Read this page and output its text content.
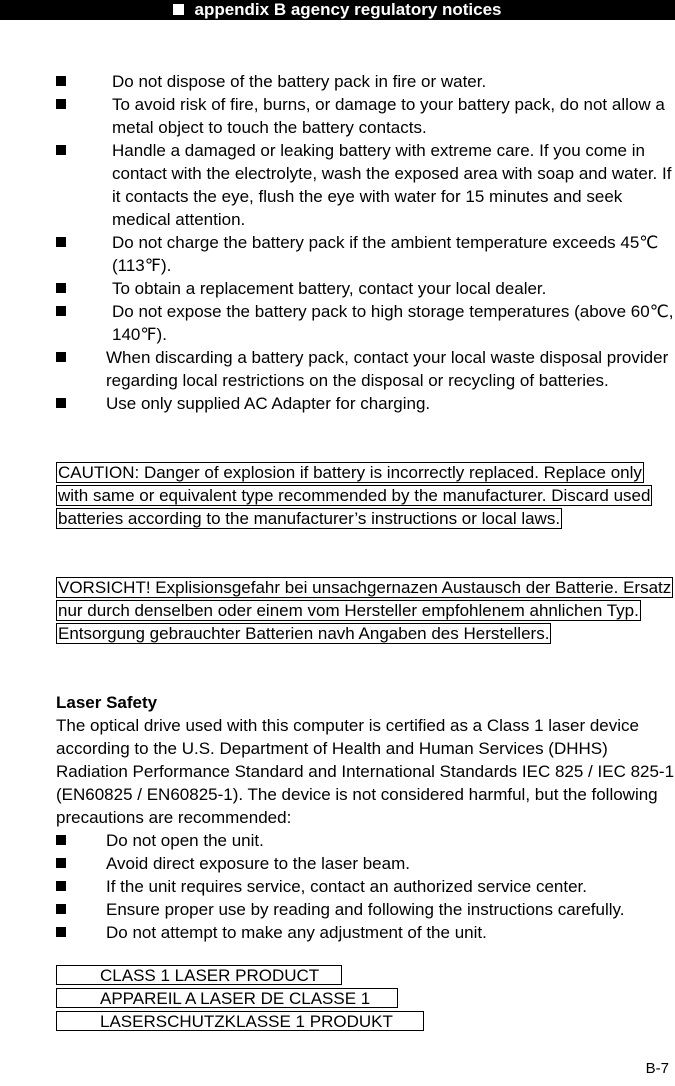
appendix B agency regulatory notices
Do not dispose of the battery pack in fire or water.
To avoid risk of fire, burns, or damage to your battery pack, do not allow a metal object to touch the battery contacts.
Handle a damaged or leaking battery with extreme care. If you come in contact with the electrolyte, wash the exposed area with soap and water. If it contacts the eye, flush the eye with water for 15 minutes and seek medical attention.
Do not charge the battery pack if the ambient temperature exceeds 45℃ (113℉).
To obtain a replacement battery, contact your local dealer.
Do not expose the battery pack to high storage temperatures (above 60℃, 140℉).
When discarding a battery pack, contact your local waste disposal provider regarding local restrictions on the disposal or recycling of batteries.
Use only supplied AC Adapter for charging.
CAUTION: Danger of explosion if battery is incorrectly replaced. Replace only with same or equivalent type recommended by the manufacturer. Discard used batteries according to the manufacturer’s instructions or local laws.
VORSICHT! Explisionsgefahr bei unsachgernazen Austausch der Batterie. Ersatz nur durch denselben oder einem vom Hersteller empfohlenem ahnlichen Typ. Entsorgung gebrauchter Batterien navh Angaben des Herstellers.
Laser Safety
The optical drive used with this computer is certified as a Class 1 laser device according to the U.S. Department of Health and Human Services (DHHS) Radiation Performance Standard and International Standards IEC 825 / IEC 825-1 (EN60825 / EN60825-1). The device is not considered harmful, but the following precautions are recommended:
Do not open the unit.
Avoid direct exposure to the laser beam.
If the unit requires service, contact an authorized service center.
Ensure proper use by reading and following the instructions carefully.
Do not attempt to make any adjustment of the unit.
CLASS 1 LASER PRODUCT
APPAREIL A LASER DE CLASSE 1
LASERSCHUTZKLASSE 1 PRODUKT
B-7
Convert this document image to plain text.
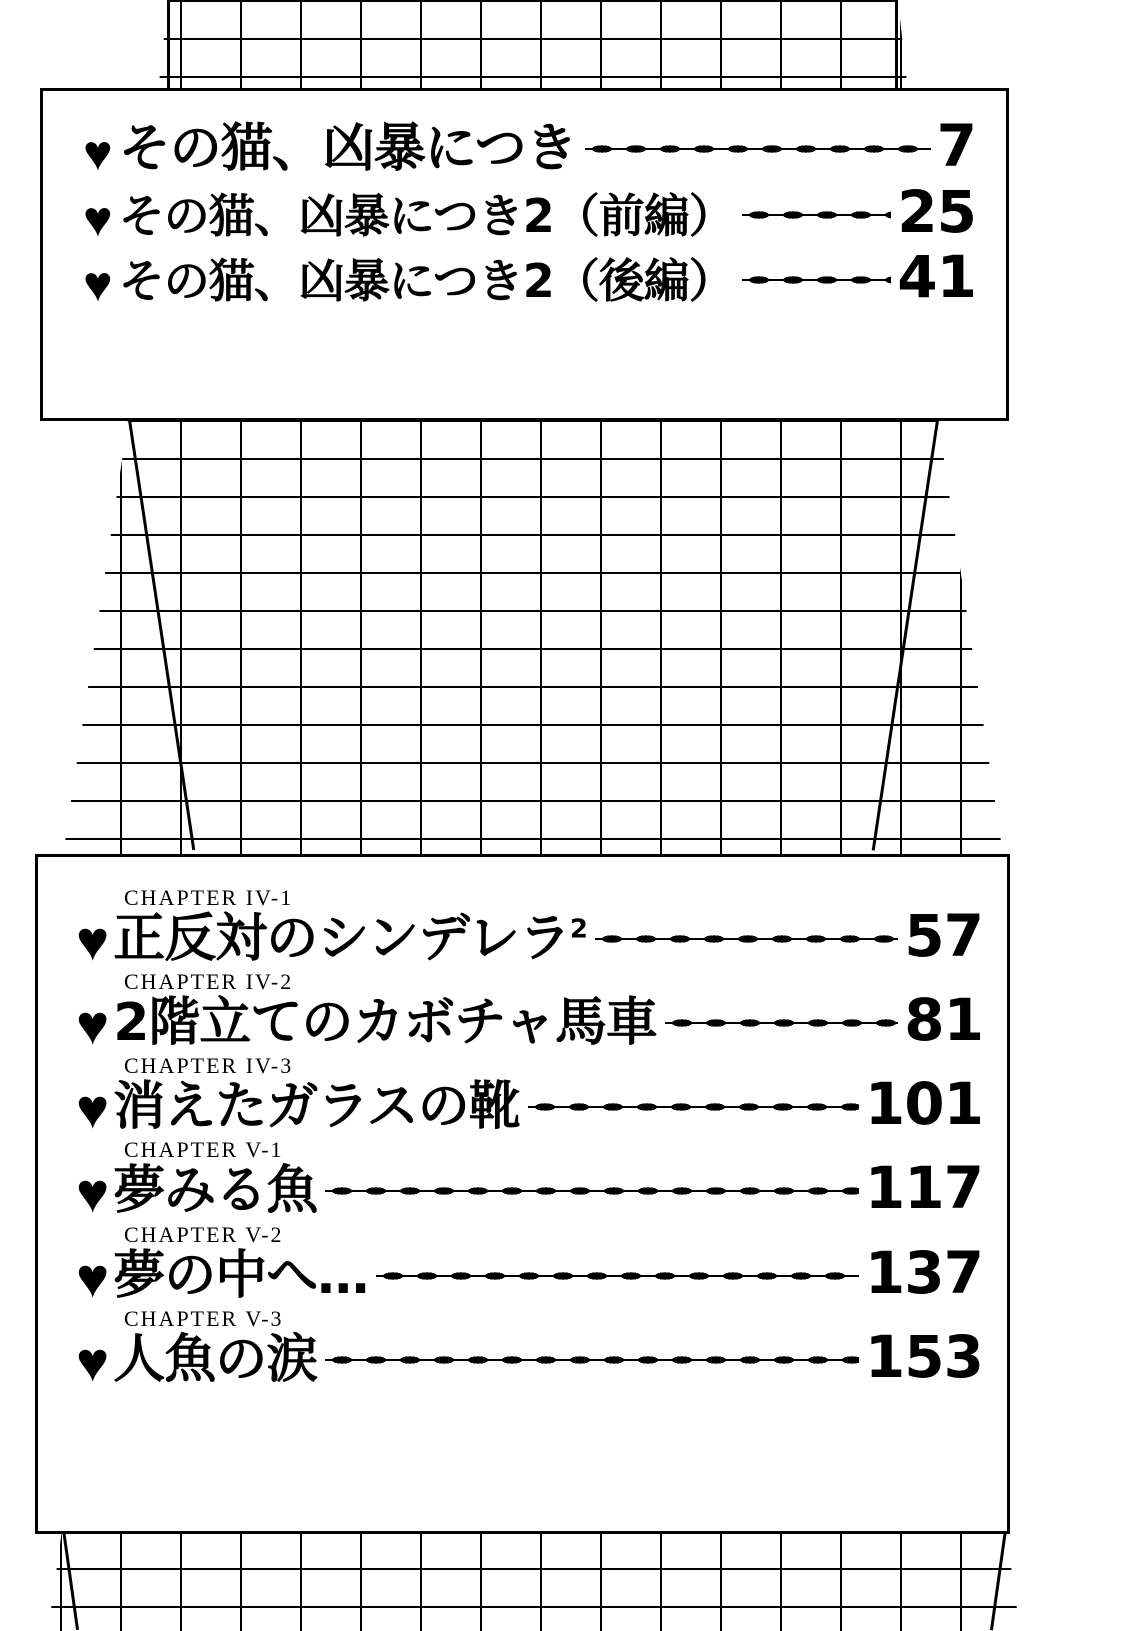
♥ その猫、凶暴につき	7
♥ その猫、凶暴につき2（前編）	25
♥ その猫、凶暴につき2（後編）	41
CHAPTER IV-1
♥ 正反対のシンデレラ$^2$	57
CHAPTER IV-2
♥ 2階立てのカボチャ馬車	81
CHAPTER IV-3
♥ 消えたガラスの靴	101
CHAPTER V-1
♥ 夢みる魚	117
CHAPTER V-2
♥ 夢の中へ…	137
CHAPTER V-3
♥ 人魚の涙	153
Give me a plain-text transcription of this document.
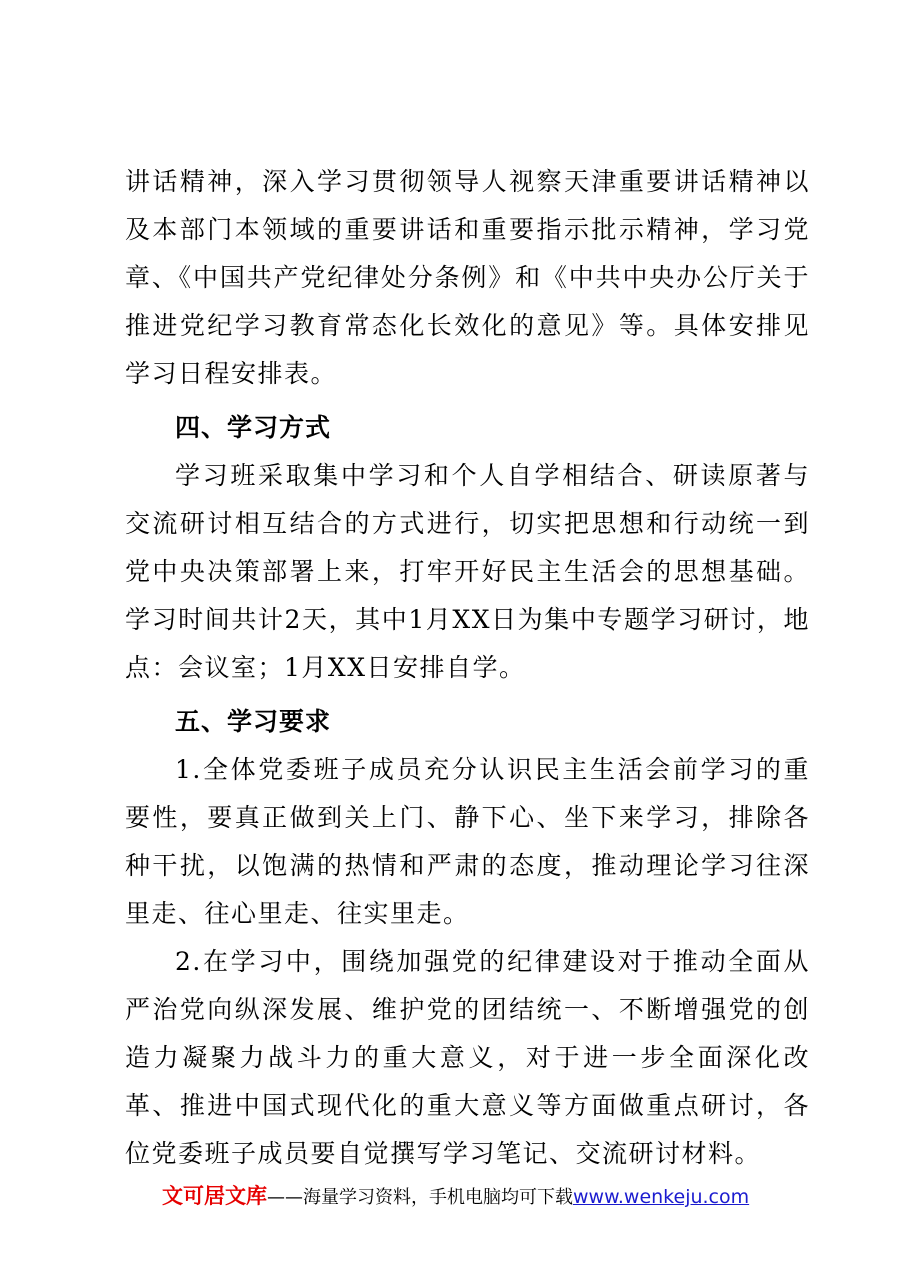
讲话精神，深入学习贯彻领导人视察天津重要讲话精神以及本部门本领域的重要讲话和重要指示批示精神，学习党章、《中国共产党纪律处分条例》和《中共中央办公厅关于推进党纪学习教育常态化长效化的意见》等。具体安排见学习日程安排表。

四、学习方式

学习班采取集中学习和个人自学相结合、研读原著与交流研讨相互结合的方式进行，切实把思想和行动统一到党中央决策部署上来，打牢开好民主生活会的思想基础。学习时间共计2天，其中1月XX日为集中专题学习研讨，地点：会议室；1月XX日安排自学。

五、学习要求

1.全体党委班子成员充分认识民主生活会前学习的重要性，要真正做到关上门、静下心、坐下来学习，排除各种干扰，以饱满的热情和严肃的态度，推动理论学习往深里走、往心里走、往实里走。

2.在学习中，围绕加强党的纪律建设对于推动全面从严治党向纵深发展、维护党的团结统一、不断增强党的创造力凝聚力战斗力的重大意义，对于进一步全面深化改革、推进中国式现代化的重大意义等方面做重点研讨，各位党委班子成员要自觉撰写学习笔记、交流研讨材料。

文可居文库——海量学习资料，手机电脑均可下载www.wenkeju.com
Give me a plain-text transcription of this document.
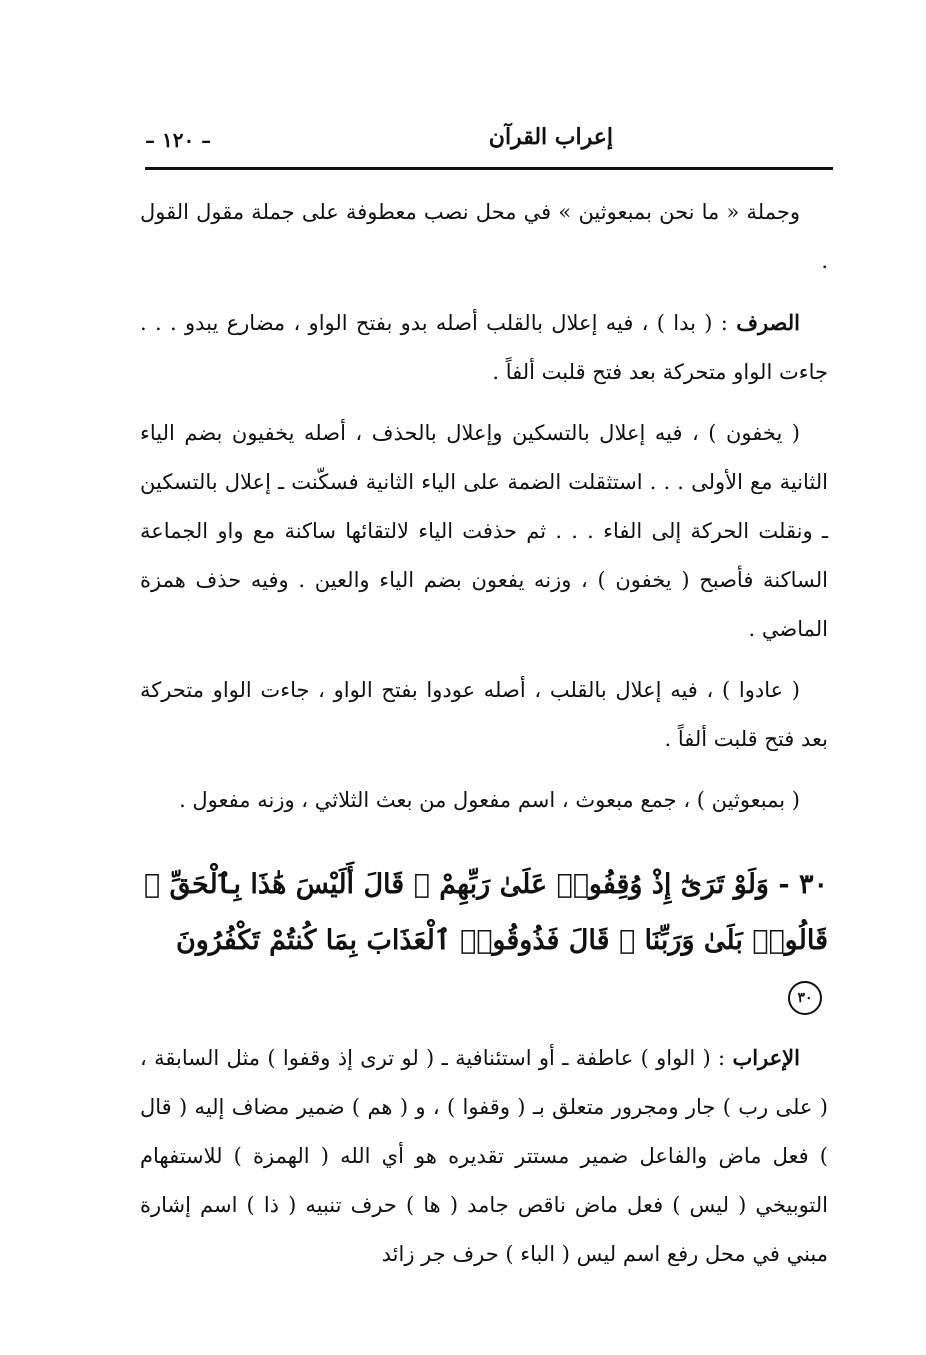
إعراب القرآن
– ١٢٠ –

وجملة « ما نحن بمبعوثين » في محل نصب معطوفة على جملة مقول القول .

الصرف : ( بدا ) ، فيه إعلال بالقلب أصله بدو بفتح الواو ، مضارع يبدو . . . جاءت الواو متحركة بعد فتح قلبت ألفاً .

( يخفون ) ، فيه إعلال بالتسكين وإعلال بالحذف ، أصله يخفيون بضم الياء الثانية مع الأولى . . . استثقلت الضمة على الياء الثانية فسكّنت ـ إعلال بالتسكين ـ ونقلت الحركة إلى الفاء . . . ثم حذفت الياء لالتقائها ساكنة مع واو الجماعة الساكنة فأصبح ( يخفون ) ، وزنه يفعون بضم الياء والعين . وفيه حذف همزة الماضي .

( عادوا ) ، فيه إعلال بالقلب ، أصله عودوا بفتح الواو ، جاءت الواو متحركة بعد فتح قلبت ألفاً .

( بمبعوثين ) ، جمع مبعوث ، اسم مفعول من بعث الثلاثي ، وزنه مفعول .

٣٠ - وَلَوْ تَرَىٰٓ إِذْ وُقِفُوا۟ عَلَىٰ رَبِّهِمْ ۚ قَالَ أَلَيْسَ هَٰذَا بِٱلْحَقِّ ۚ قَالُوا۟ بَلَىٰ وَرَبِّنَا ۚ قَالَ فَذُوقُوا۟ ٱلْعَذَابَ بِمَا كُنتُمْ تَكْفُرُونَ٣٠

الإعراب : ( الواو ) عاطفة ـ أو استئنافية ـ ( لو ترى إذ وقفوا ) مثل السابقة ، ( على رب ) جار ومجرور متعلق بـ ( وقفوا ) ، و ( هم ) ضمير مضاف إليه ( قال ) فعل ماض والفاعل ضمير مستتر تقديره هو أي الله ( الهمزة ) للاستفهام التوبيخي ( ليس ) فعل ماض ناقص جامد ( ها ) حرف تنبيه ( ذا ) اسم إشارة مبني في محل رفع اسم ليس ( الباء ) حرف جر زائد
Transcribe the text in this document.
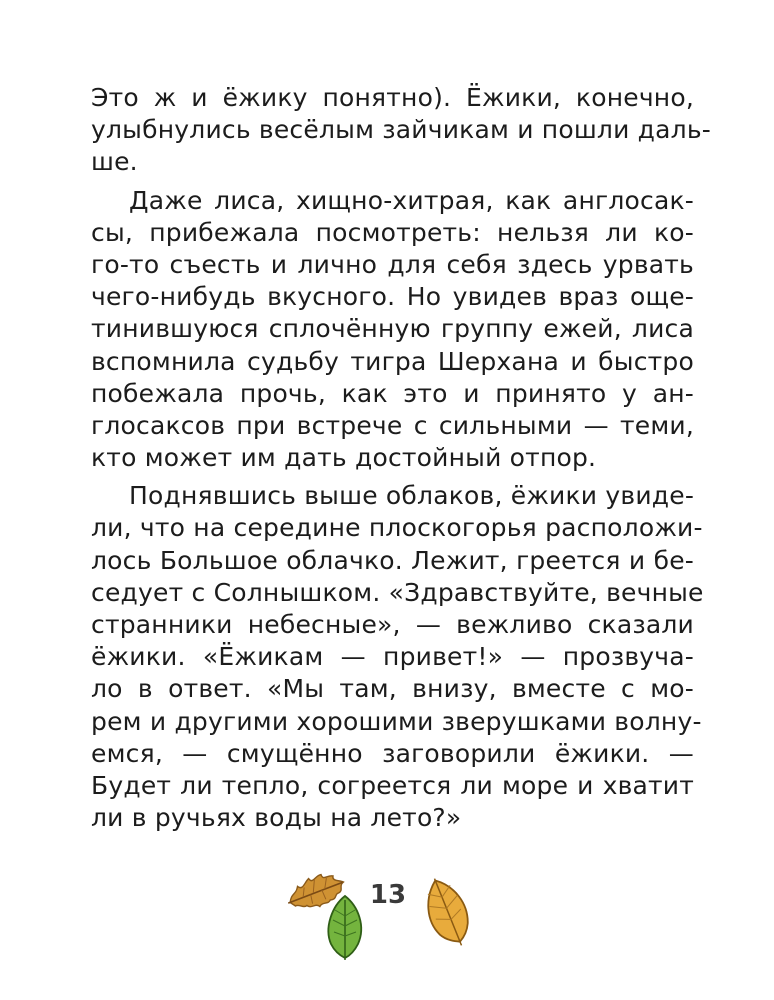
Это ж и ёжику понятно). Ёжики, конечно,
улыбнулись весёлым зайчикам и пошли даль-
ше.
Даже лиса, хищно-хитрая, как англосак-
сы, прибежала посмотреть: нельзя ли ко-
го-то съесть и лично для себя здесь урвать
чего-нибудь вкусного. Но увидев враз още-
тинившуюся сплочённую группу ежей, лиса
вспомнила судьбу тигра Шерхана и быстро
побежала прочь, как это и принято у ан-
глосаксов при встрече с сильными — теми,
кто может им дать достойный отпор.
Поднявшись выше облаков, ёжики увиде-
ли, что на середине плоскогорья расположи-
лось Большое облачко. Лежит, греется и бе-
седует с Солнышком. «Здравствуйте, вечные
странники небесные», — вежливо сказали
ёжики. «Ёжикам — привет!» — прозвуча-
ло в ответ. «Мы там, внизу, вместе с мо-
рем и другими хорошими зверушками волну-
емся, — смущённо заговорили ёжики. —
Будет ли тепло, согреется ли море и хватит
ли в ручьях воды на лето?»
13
# # # # # # #
*Exercise*:
Please set down each line of the data above exactly as written, without the pictures.

*Task solution*:
Read this page and output its text content.
appendix B agency regulatory notices
Do not dispose of the battery pack in fire or water.
To avoid risk of fire, burns, or damage to your battery pack, do not allow a metal object to touch the battery contacts.
Handle a damaged or leaking battery with extreme care. If you come in contact with the electrolyte, wash the exposed area with soap and water. If it contacts the eye, flush the eye with water for 15 minutes and seek medical attention.
Do not charge the battery pack if the ambient temperature exceeds 45℃ (113℉).
To obtain a replacement battery, contact your local dealer.
Do not expose the battery pack to high storage temperatures (above 60℃, 140℉).
When discarding a battery pack, contact your local waste disposal provider regarding local restrictions on the disposal or recycling of batteries.
Use only supplied AC Adapter for charging.
CAUTION: Danger of explosion if battery is incorrectly replaced. Replace only with same or equivalent type recommended by the manufacturer. Discard used batteries according to the manufacturer’s instructions or local laws.
VORSICHT! Explisionsgefahr bei unsachgernazen Austausch der Batterie. Ersatz nur durch denselben oder einem vom Hersteller empfohlenem ahnlichen Typ. Entsorgung gebrauchter Batterien navh Angaben des Herstellers.
Laser Safety
The optical drive used with this computer is certified as a Class 1 laser device according to the U.S. Department of Health and Human Services (DHHS) Radiation Performance Standard and International Standards IEC 825 / IEC 825-1 (EN60825 / EN60825-1). The device is not considered harmful, but the following precautions are recommended:
Do not open the unit.
Avoid direct exposure to the laser beam.
If the unit requires service, contact an authorized service center.
Ensure proper use by reading and following the instructions carefully.
Do not attempt to make any adjustment of the unit.
CLASS 1 LASER PRODUCT
APPAREIL A LASER DE CLASSE 1
LASERSCHUTZKLASSE 1 PRODUKT
B-7
Convert this document image to plain text.
♥ その猫、凶暴につき	7
♥ その猫、凶暴につき2（前編）	25
♥ その猫、凶暴につき2（後編）	41
CHAPTER IV-1
♥ 正反対のシンデレラ$^2$	57
CHAPTER IV-2
♥ 2階立てのカボチャ馬車	81
CHAPTER IV-3
♥ 消えたガラスの靴	101
CHAPTER V-1
♥ 夢みる魚	117
CHAPTER V-2
♥ 夢の中へ…	137
CHAPTER V-3
♥ 人魚の涙	153
Give me a plain-text transcription of this document.
讲话精神，深入学习贯彻领导人视察天津重要讲话精神以及本部门本领域的重要讲话和重要指示批示精神，学习党章、《中国共产党纪律处分条例》和《中共中央办公厅关于推进党纪学习教育常态化长效化的意见》等。具体安排见学习日程安排表。

四、学习方式

学习班采取集中学习和个人自学相结合、研读原著与交流研讨相互结合的方式进行，切实把思想和行动统一到党中央决策部署上来，打牢开好民主生活会的思想基础。学习时间共计2天，其中1月XX日为集中专题学习研讨，地点：会议室；1月XX日安排自学。

五、学习要求

1.全体党委班子成员充分认识民主生活会前学习的重要性，要真正做到关上门、静下心、坐下来学习，排除各种干扰，以饱满的热情和严肃的态度，推动理论学习往深里走、往心里走、往实里走。

2.在学习中，围绕加强党的纪律建设对于推动全面从严治党向纵深发展、维护党的团结统一、不断增强党的创造力凝聚力战斗力的重大意义，对于进一步全面深化改革、推进中国式现代化的重大意义等方面做重点研讨，各位党委班子成员要自觉撰写学习笔记、交流研讨材料。

文可居文库——海量学习资料，手机电脑均可下载www.wenkeju.com
Give me a plain-text transcription of this document.
إعراب القرآن
– ١٢٠ –

وجملة « ما نحن بمبعوثين » في محل نصب معطوفة على جملة مقول القول .

الصرف : ( بدا ) ، فيه إعلال بالقلب أصله بدو بفتح الواو ، مضارع يبدو . . . جاءت الواو متحركة بعد فتح قلبت ألفاً .

( يخفون ) ، فيه إعلال بالتسكين وإعلال بالحذف ، أصله يخفيون بضم الياء الثانية مع الأولى . . . استثقلت الضمة على الياء الثانية فسكّنت ـ إعلال بالتسكين ـ ونقلت الحركة إلى الفاء . . . ثم حذفت الياء لالتقائها ساكنة مع واو الجماعة الساكنة فأصبح ( يخفون ) ، وزنه يفعون بضم الياء والعين . وفيه حذف همزة الماضي .

( عادوا ) ، فيه إعلال بالقلب ، أصله عودوا بفتح الواو ، جاءت الواو متحركة بعد فتح قلبت ألفاً .

( بمبعوثين ) ، جمع مبعوث ، اسم مفعول من بعث الثلاثي ، وزنه مفعول .

٣٠ - وَلَوْ تَرَىٰٓ إِذْ وُقِفُوا۟ عَلَىٰ رَبِّهِمْ ۚ قَالَ أَلَيْسَ هَٰذَا بِٱلْحَقِّ ۚ قَالُوا۟ بَلَىٰ وَرَبِّنَا ۚ قَالَ فَذُوقُوا۟ ٱلْعَذَابَ بِمَا كُنتُمْ تَكْفُرُونَ٣٠

الإعراب : ( الواو ) عاطفة ـ أو استئنافية ـ ( لو ترى إذ وقفوا ) مثل السابقة ، ( على رب ) جار ومجرور متعلق بـ ( وقفوا ) ، و ( هم ) ضمير مضاف إليه ( قال ) فعل ماض والفاعل ضمير مستتر تقديره هو أي الله ( الهمزة ) للاستفهام التوبيخي ( ليس ) فعل ماض ناقص جامد ( ها ) حرف تنبيه ( ذا ) اسم إشارة مبني في محل رفع اسم ليس ( الباء ) حرف جر زائد
Transcribe the text in this document.
Это ж и ёжику понятно). Ёжики, конечно,
улыбнулись весёлым зайчикам и пошли даль-
ше.
Даже лиса, хищно-хитрая, как англосак-
сы, прибежала посмотреть: нельзя ли ко-
го-то съесть и лично для себя здесь урвать
чего-нибудь вкусного. Но увидев враз още-
тинившуюся сплочённую группу ежей, лиса
вспомнила судьбу тигра Шерхана и быстро
побежала прочь, как это и принято у ан-
глосаксов при встрече с сильными — теми,
кто может им дать достойный отпор.
Поднявшись выше облаков, ёжики увиде-
ли, что на середине плоскогорья расположи-
лось Большое облачко. Лежит, греется и бе-
седует с Солнышком. «Здравствуйте, вечные
странники небесные», — вежливо сказали
ёжики. «Ёжикам — привет!» — прозвуча-
ло в ответ. «Мы там, внизу, вместе с мо-
рем и другими хорошими зверушками волну-
емся, — смущённо заговорили ёжики. —
Будет ли тепло, согреется ли море и хватит
ли в ручьях воды на лето?»
13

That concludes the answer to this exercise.